WRITTEN TASK =>
Copy verbatim the span of lines beginning at the line that contains "Output a JSON" and ending with the final line of the data. Exclude pictures from the copy.

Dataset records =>
....

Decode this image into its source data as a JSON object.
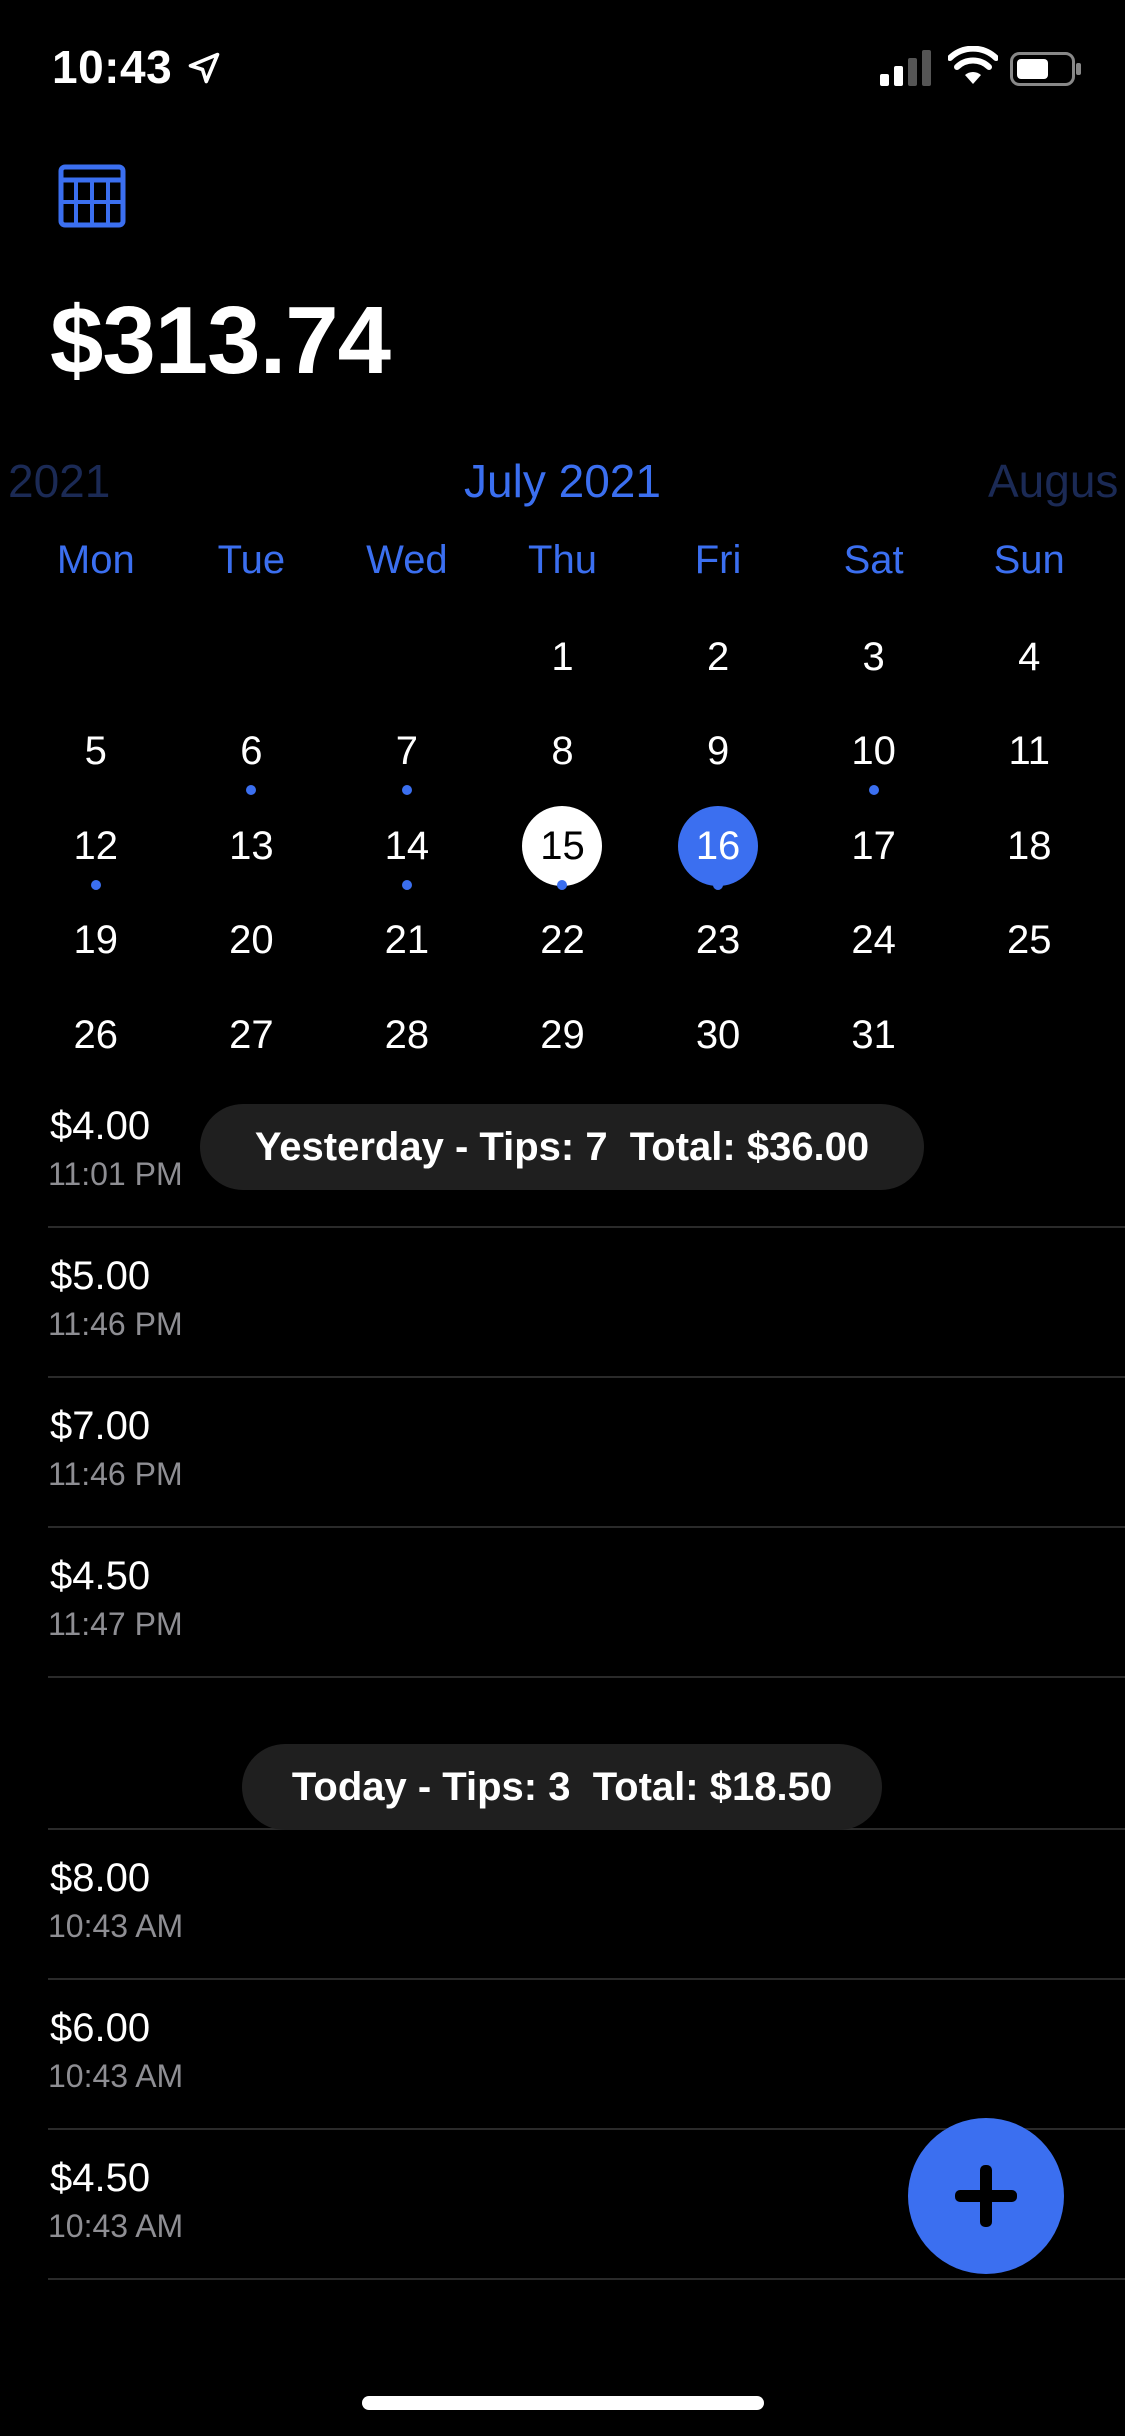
{
  "status_bar": {
    "time": "10:43"
  },
  "header": {
    "total": "$313.74"
  },
  "calendar": {
    "prev_month": "2021",
    "current_month": "July 2021",
    "next_month": "Augus",
    "weekdays": [
      "Mon",
      "Tue",
      "Wed",
      "Thu",
      "Fri",
      "Sat",
      "Sun"
    ],
    "leading_blanks": 3,
    "days": [
      {
        "d": "1",
        "dot": false
      },
      {
        "d": "2",
        "dot": false
      },
      {
        "d": "3",
        "dot": false
      },
      {
        "d": "4",
        "dot": false
      },
      {
        "d": "5",
        "dot": false
      },
      {
        "d": "6",
        "dot": true
      },
      {
        "d": "7",
        "dot": true
      },
      {
        "d": "8",
        "dot": false
      },
      {
        "d": "9",
        "dot": false
      },
      {
        "d": "10",
        "dot": true
      },
      {
        "d": "11",
        "dot": false
      },
      {
        "d": "12",
        "dot": true
      },
      {
        "d": "13",
        "dot": false
      },
      {
        "d": "14",
        "dot": true
      },
      {
        "d": "15",
        "dot": true,
        "state": "today"
      },
      {
        "d": "16",
        "dot": true,
        "state": "selected"
      },
      {
        "d": "17",
        "dot": false
      },
      {
        "d": "18",
        "dot": false
      },
      {
        "d": "19",
        "dot": false
      },
      {
        "d": "20",
        "dot": false
      },
      {
        "d": "21",
        "dot": false
      },
      {
        "d": "22",
        "dot": false
      },
      {
        "d": "23",
        "dot": false
      },
      {
        "d": "24",
        "dot": false
      },
      {
        "d": "25",
        "dot": false
      },
      {
        "d": "26",
        "dot": false
      },
      {
        "d": "27",
        "dot": false
      },
      {
        "d": "28",
        "dot": false
      },
      {
        "d": "29",
        "dot": false
      },
      {
        "d": "30",
        "dot": false
      },
      {
        "d": "31",
        "dot": false
      }
    ]
  },
  "yesterday": {
    "summary": "Yesterday - Tips: 7  Total: $36.00",
    "tips": [
      {
        "amount": "$4.00",
        "time": "11:01 PM"
      },
      {
        "amount": "$5.00",
        "time": "11:46 PM"
      },
      {
        "amount": "$7.00",
        "time": "11:46 PM"
      },
      {
        "amount": "$4.50",
        "time": "11:47 PM"
      }
    ]
  },
  "today": {
    "summary": "Today - Tips: 3  Total: $18.50",
    "tips": [
      {
        "amount": "$8.00",
        "time": "10:43 AM"
      },
      {
        "amount": "$6.00",
        "time": "10:43 AM"
      },
      {
        "amount": "$4.50",
        "time": "10:43 AM"
      }
    ]
  },
  "icons": {
    "calendar": "calendar-grid-icon",
    "add": "plus-icon",
    "location": "location-arrow-icon",
    "signal": "cellular-signal-icon",
    "wifi": "wifi-icon",
    "battery": "battery-icon"
  },
  "colors": {
    "accent": "#3b6ff0",
    "background": "#000000",
    "pill": "#1f1f1f"
  }
}
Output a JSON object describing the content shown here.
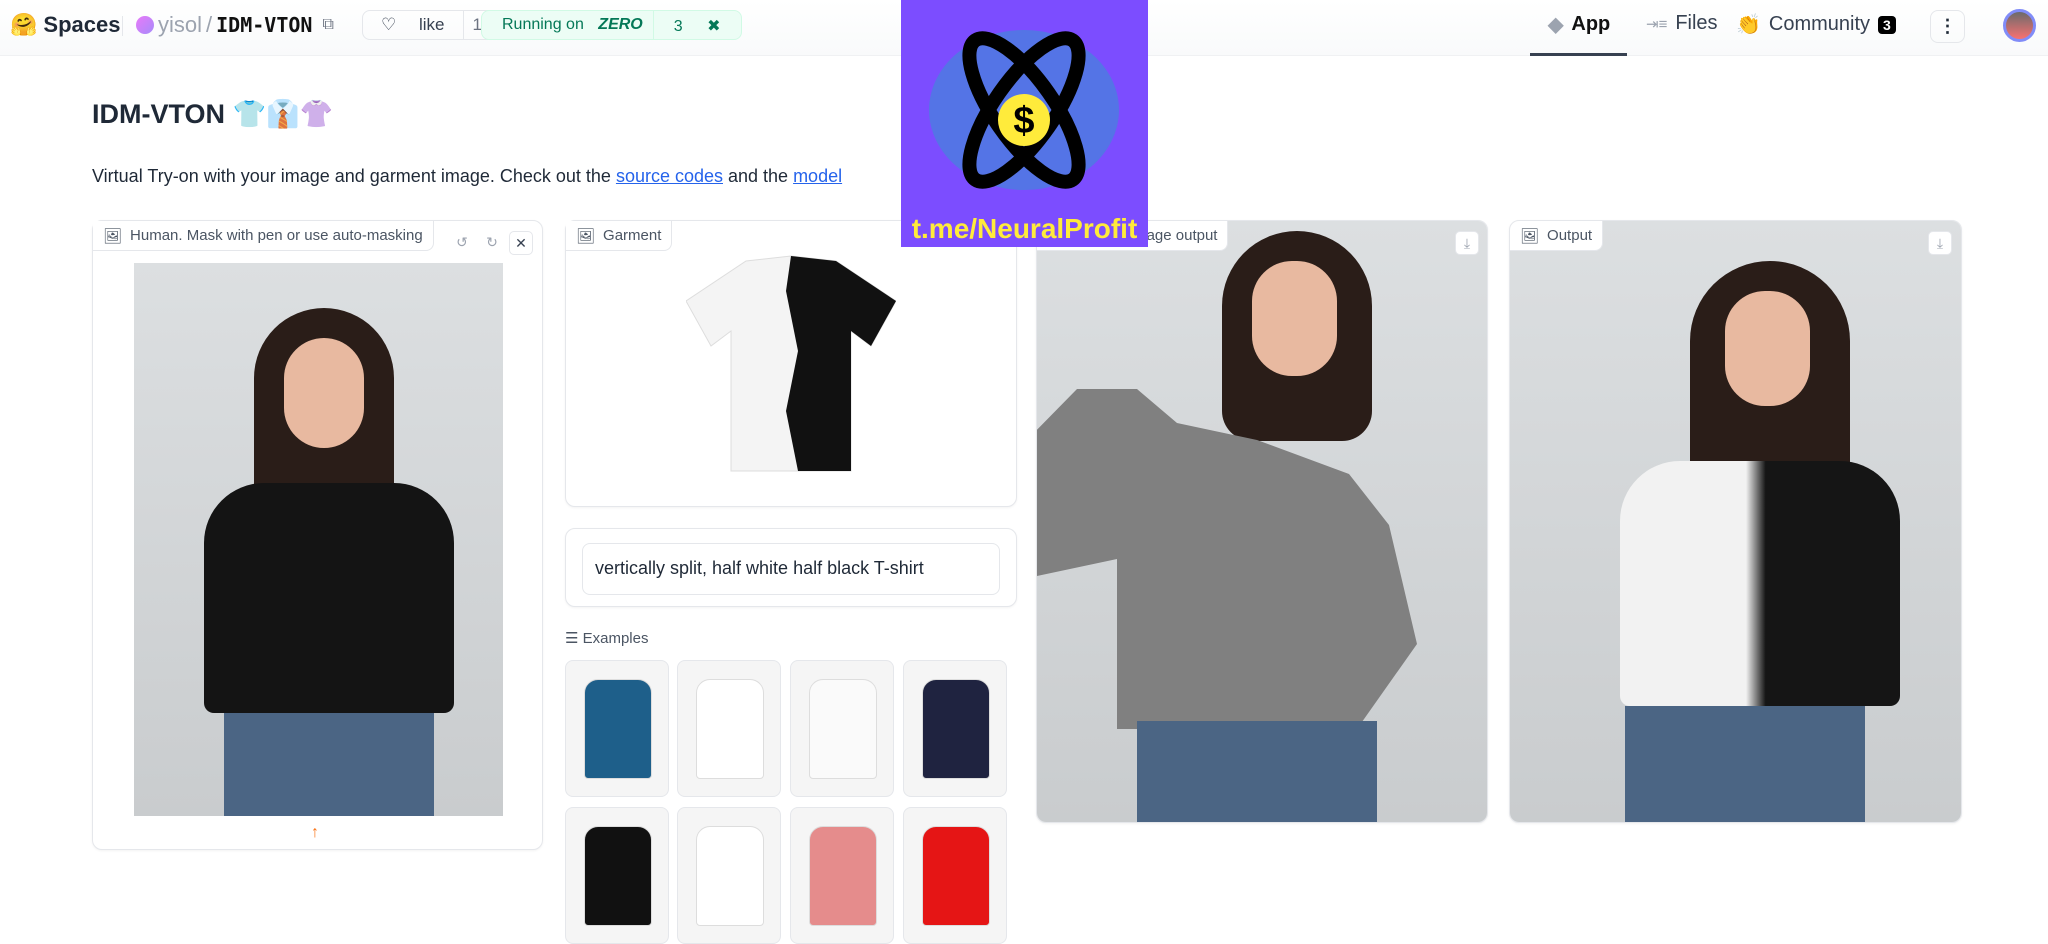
{
  "header": {
    "brand": "Spaces",
    "owner": "yisol",
    "repo": "IDM-VTON",
    "like_label": "like",
    "like_count": "116",
    "running_label": "Running on",
    "running_hw": "ZERO",
    "running_count": "3",
    "tabs": [
      {
        "label": "App",
        "active": true
      },
      {
        "label": "Files"
      },
      {
        "label": "Community",
        "badge": "3"
      }
    ]
  },
  "page": {
    "title": "IDM-VTON 👕👔👚",
    "desc_prefix": "Virtual Try-on with your image and garment image. Check out the ",
    "link1": "source codes",
    "desc_mid": " and the ",
    "link2": "model"
  },
  "human": {
    "label": "Human. Mask with pen or use auto-masking"
  },
  "garment": {
    "label": "Garment"
  },
  "prompt": {
    "value": "vertically split, half white half black T-shirt"
  },
  "examples": {
    "label": "Examples",
    "colors": [
      "#1e5f8a",
      "#ffffff",
      "#fafafa",
      "#1f2340",
      "#111111",
      "#ffffff",
      "#e58c8c",
      "#e51515"
    ]
  },
  "masked": {
    "label": "Masked image output"
  },
  "output": {
    "label": "Output"
  },
  "watermark": {
    "text": "t.me/NeuralProfit"
  }
}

....

TASK RESULT =>
Output a JSON object describing the content shown here.
{
  "header": {
    "brand": "Spaces",
    "owner": "yisol",
    "repo": "IDM-VTON",
    "like_label": "like",
    "like_count": "116",
    "running_label": "Running on",
    "running_hw": "ZERO",
    "running_count": "3",
    "tabs": [
      {
        "label": "App",
        "active": true
      },
      {
        "label": "Files"
      },
      {
        "label": "Community",
        "badge": "3"
      }
    ]
  },
  "page": {
    "title": "IDM-VTON 👕👔👚",
    "desc_prefix": "Virtual Try-on with your image and garment image. Check out the ",
    "link1": "source codes",
    "desc_mid": " and the ",
    "link2": "model"
  },
  "human": {
    "label": "Human. Mask with pen or use auto-masking"
  },
  "garment": {
    "label": "Garment"
  },
  "prompt": {
    "value": "vertically split, half white half black T-shirt"
  },
  "examples": {
    "label": "Examples",
    "colors": [
      "#1e5f8a",
      "#ffffff",
      "#fafafa",
      "#1f2340",
      "#111111",
      "#ffffff",
      "#e58c8c",
      "#e51515"
    ]
  },
  "masked": {
    "label": "Masked image output"
  },
  "output": {
    "label": "Output"
  },
  "watermark": {
    "text": "t.me/NeuralProfit"
  }
}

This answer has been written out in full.